• _TASK DETAILS_
Omit every image, and transcribe the remaining entries exactly as given.

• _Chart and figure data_
★ ★ ★
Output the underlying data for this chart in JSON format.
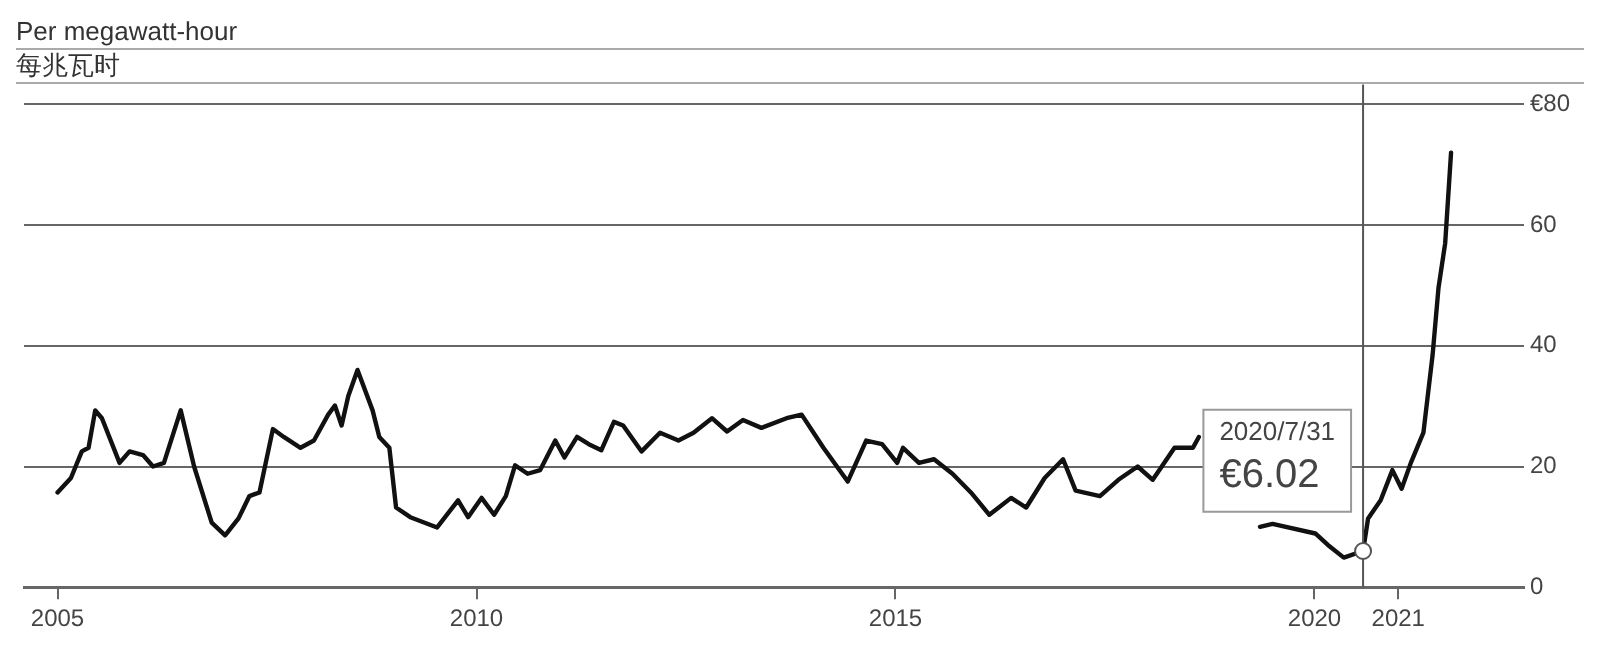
{
  "chart_data": {
    "type": "line",
    "title": "Per megawatt-hour",
    "subtitle": "每兆瓦时",
    "x": [
      2005.0,
      2005.16,
      2005.29,
      2005.37,
      2005.45,
      2005.53,
      2005.74,
      2005.86,
      2006.02,
      2006.14,
      2006.27,
      2006.47,
      2006.63,
      2006.84,
      2007.0,
      2007.16,
      2007.29,
      2007.41,
      2007.57,
      2007.7,
      2007.9,
      2008.06,
      2008.23,
      2008.31,
      2008.39,
      2008.47,
      2008.58,
      2008.76,
      2008.84,
      2008.96,
      2009.04,
      2009.21,
      2009.53,
      2009.78,
      2009.9,
      2010.06,
      2010.21,
      2010.35,
      2010.46,
      2010.61,
      2010.76,
      2010.94,
      2011.05,
      2011.2,
      2011.34,
      2011.49,
      2011.64,
      2011.75,
      2011.97,
      2012.19,
      2012.41,
      2012.59,
      2012.81,
      2012.99,
      2013.18,
      2013.4,
      2013.7,
      2013.88,
      2014.14,
      2014.43,
      2014.65,
      2014.84,
      2015.02,
      2015.09,
      2015.28,
      2015.46,
      2015.68,
      2015.9,
      2016.12,
      2016.38,
      2016.56,
      2016.78,
      2017.0,
      2017.15,
      2017.44,
      2017.66,
      2017.89,
      2018.07,
      2018.33,
      2018.55,
      2018.62,
      2019.0,
      2019.35,
      2019.5,
      2020.01,
      2020.16,
      2020.35,
      2020.58,
      2020.64,
      2020.79,
      2020.93,
      2021.04,
      2021.15,
      2021.3,
      2021.41,
      2021.48,
      2021.56,
      2021.63
    ],
    "series": [
      {
        "color": "#111111",
        "values": [
          15.7,
          18.1,
          22.5,
          23.1,
          29.3,
          28.0,
          20.6,
          22.5,
          21.9,
          20.0,
          20.6,
          29.3,
          20.0,
          10.7,
          8.6,
          11.4,
          15.1,
          15.7,
          26.2,
          24.9,
          23.1,
          24.3,
          28.6,
          30.1,
          26.8,
          31.7,
          36.0,
          29.3,
          24.9,
          23.1,
          13.2,
          11.6,
          9.9,
          14.4,
          11.6,
          14.8,
          12.0,
          15.1,
          20.2,
          18.8,
          19.4,
          24.3,
          21.5,
          24.9,
          23.7,
          22.7,
          27.4,
          26.8,
          22.5,
          25.6,
          24.3,
          25.6,
          28.0,
          25.8,
          27.7,
          26.4,
          28.0,
          28.6,
          23.1,
          17.5,
          24.3,
          23.7,
          20.6,
          23.1,
          20.6,
          21.2,
          18.8,
          15.7,
          12.0,
          14.8,
          13.2,
          18.1,
          21.2,
          16.0,
          15.1,
          17.8,
          20.0,
          17.8,
          23.1,
          23.1,
          24.9,
          null,
          10.0,
          10.5,
          8.9,
          7.0,
          4.9,
          6.0,
          11.4,
          14.4,
          19.4,
          16.3,
          20.6,
          25.6,
          38.5,
          49.6,
          57,
          72
        ]
      }
    ],
    "xlim": [
      2004.6,
      2022.5
    ],
    "xticks": [
      2005,
      2010,
      2015,
      2020,
      2021
    ],
    "ylim": [
      0,
      80
    ],
    "yticks": [
      0,
      20,
      40,
      60,
      {
        "value": 80,
        "label": "€80"
      }
    ],
    "grid": "y",
    "legend": false,
    "marker": "none",
    "line_style": "solid",
    "ref_lines": [
      {
        "axis": "x",
        "value": 2020.58,
        "color": "#555555"
      }
    ],
    "annotations": [
      "2020/7/31",
      "€6.02"
    ]
  }
}
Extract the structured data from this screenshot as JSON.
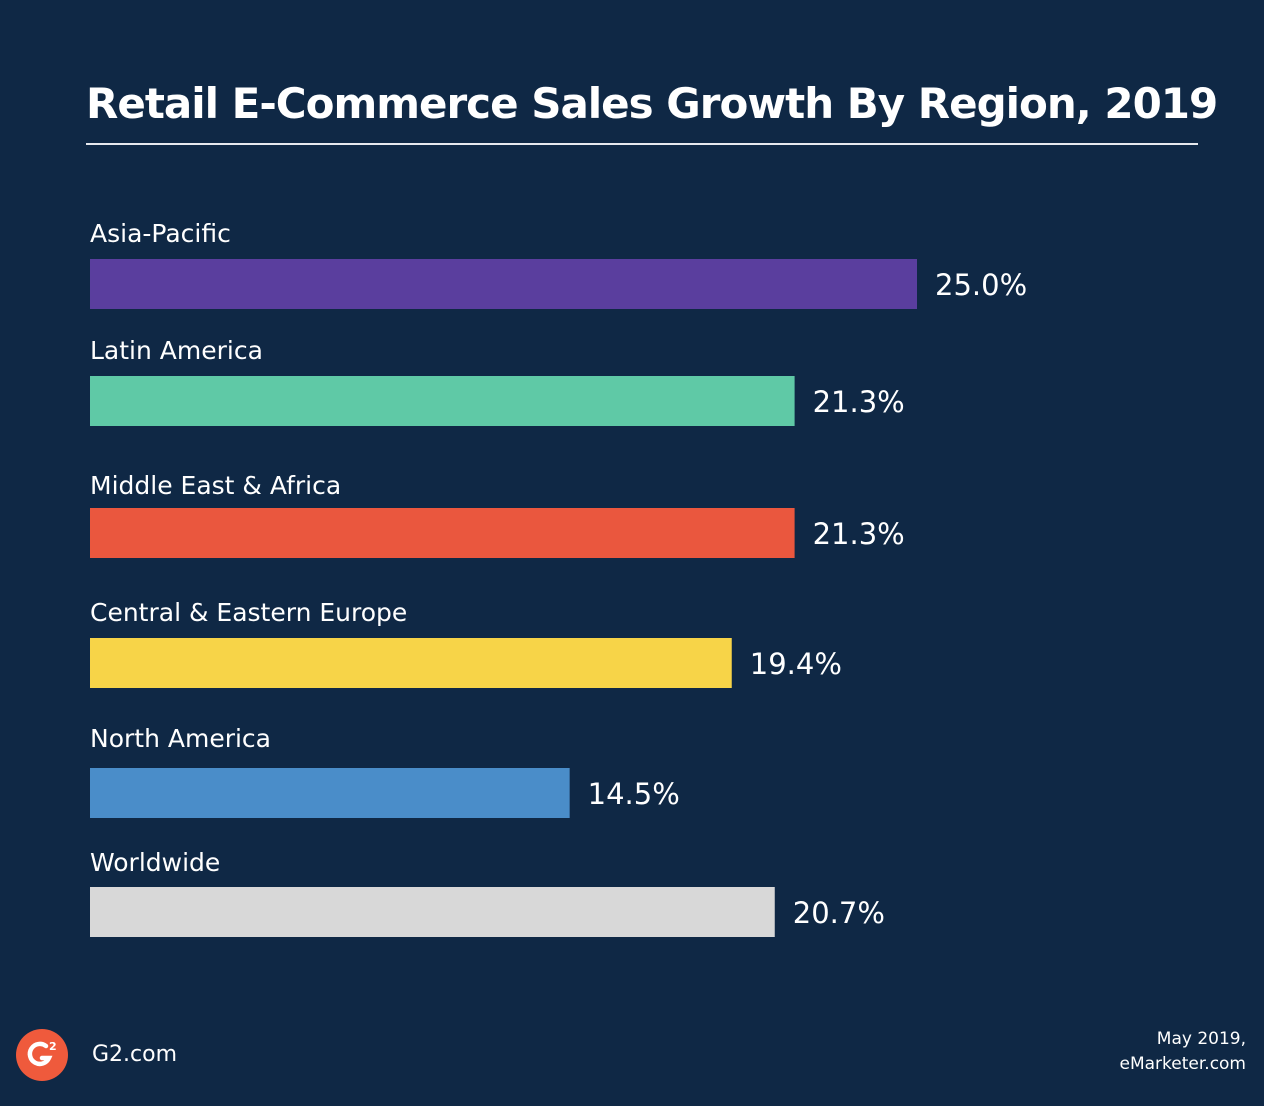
★ ★ ★
• _FINAL RESULT_
Output the underlying data for this chart in JSON format.
{
  "chart_data": {
    "type": "line",
    "title": "Per megawatt-hour",
    "subtitle": "每兆瓦时",
    "x": [
      2005.0,
      2005.16,
      2005.29,
      2005.37,
      2005.45,
      2005.53,
      2005.74,
      2005.86,
      2006.02,
      2006.14,
      2006.27,
      2006.47,
      2006.63,
      2006.84,
      2007.0,
      2007.16,
      2007.29,
      2007.41,
      2007.57,
      2007.7,
      2007.9,
      2008.06,
      2008.23,
      2008.31,
      2008.39,
      2008.47,
      2008.58,
      2008.76,
      2008.84,
      2008.96,
      2009.04,
      2009.21,
      2009.53,
      2009.78,
      2009.9,
      2010.06,
      2010.21,
      2010.35,
      2010.46,
      2010.61,
      2010.76,
      2010.94,
      2011.05,
      2011.2,
      2011.34,
      2011.49,
      2011.64,
      2011.75,
      2011.97,
      2012.19,
      2012.41,
      2012.59,
      2012.81,
      2012.99,
      2013.18,
      2013.4,
      2013.7,
      2013.88,
      2014.14,
      2014.43,
      2014.65,
      2014.84,
      2015.02,
      2015.09,
      2015.28,
      2015.46,
      2015.68,
      2015.9,
      2016.12,
      2016.38,
      2016.56,
      2016.78,
      2017.0,
      2017.15,
      2017.44,
      2017.66,
      2017.89,
      2018.07,
      2018.33,
      2018.55,
      2018.62,
      2019.0,
      2019.35,
      2019.5,
      2020.01,
      2020.16,
      2020.35,
      2020.58,
      2020.64,
      2020.79,
      2020.93,
      2021.04,
      2021.15,
      2021.3,
      2021.41,
      2021.48,
      2021.56,
      2021.63
    ],
    "series": [
      {
        "color": "#111111",
        "values": [
          15.7,
          18.1,
          22.5,
          23.1,
          29.3,
          28.0,
          20.6,
          22.5,
          21.9,
          20.0,
          20.6,
          29.3,
          20.0,
          10.7,
          8.6,
          11.4,
          15.1,
          15.7,
          26.2,
          24.9,
          23.1,
          24.3,
          28.6,
          30.1,
          26.8,
          31.7,
          36.0,
          29.3,
          24.9,
          23.1,
          13.2,
          11.6,
          9.9,
          14.4,
          11.6,
          14.8,
          12.0,
          15.1,
          20.2,
          18.8,
          19.4,
          24.3,
          21.5,
          24.9,
          23.7,
          22.7,
          27.4,
          26.8,
          22.5,
          25.6,
          24.3,
          25.6,
          28.0,
          25.8,
          27.7,
          26.4,
          28.0,
          28.6,
          23.1,
          17.5,
          24.3,
          23.7,
          20.6,
          23.1,
          20.6,
          21.2,
          18.8,
          15.7,
          12.0,
          14.8,
          13.2,
          18.1,
          21.2,
          16.0,
          15.1,
          17.8,
          20.0,
          17.8,
          23.1,
          23.1,
          24.9,
          null,
          10.0,
          10.5,
          8.9,
          7.0,
          4.9,
          6.0,
          11.4,
          14.4,
          19.4,
          16.3,
          20.6,
          25.6,
          38.5,
          49.6,
          57,
          72
        ]
      }
    ],
    "xlim": [
      2004.6,
      2022.5
    ],
    "xticks": [
      2005,
      2010,
      2015,
      2020,
      2021
    ],
    "ylim": [
      0,
      80
    ],
    "yticks": [
      0,
      20,
      40,
      60,
      {
        "value": 80,
        "label": "€80"
      }
    ],
    "grid": "y",
    "legend": false,
    "marker": "none",
    "line_style": "solid",
    "ref_lines": [
      {
        "axis": "x",
        "value": 2020.58,
        "color": "#555555"
      }
    ],
    "annotations": [
      "2020/7/31",
      "€6.02"
    ]
  }
}
Extract the structured data from this screenshot as JSON.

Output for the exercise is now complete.